[Collected data entries]
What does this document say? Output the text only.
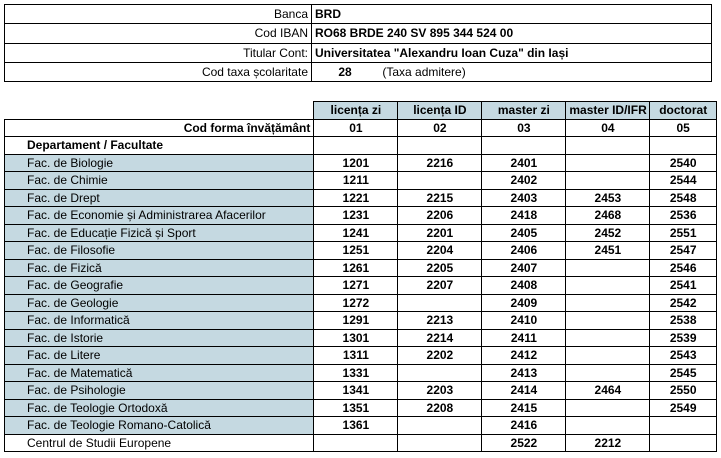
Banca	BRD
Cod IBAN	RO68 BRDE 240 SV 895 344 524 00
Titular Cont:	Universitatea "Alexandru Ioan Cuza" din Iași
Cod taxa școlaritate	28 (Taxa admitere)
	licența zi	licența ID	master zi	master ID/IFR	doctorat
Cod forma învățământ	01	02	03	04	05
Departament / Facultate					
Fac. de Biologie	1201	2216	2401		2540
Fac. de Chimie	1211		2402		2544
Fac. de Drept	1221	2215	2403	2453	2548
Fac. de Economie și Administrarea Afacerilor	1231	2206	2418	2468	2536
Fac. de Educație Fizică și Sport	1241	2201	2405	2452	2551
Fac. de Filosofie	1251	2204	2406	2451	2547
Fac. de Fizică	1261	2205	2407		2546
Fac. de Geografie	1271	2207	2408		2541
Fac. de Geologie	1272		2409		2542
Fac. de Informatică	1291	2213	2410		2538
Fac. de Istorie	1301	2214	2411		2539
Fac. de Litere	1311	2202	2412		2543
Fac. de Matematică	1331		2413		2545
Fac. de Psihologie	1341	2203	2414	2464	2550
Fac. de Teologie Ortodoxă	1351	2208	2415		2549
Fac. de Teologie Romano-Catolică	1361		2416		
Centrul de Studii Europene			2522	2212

Stated exercise >> Verbatim reproduction of every record is required; images are left out.

Written response >>
What does this document say? Output the text only.
Banca	BRD
Cod IBAN	RO68 BRDE 240 SV 895 344 524 00
Titular Cont:	Universitatea "Alexandru Ioan Cuza" din Iași
Cod taxa școlaritate	28 (Taxa admitere)
	licența zi	licența ID	master zi	master ID/IFR	doctorat
Cod forma învățământ	01	02	03	04	05
Departament / Facultate					
Fac. de Biologie	1201	2216	2401		2540
Fac. de Chimie	1211		2402		2544
Fac. de Drept	1221	2215	2403	2453	2548
Fac. de Economie și Administrarea Afacerilor	1231	2206	2418	2468	2536
Fac. de Educație Fizică și Sport	1241	2201	2405	2452	2551
Fac. de Filosofie	1251	2204	2406	2451	2547
Fac. de Fizică	1261	2205	2407		2546
Fac. de Geografie	1271	2207	2408		2541
Fac. de Geologie	1272		2409		2542
Fac. de Informatică	1291	2213	2410		2538
Fac. de Istorie	1301	2214	2411		2539
Fac. de Litere	1311	2202	2412		2543
Fac. de Matematică	1331		2413		2545
Fac. de Psihologie	1341	2203	2414	2464	2550
Fac. de Teologie Ortodoxă	1351	2208	2415		2549
Fac. de Teologie Romano-Catolică	1361		2416		
Centrul de Studii Europene			2522	2212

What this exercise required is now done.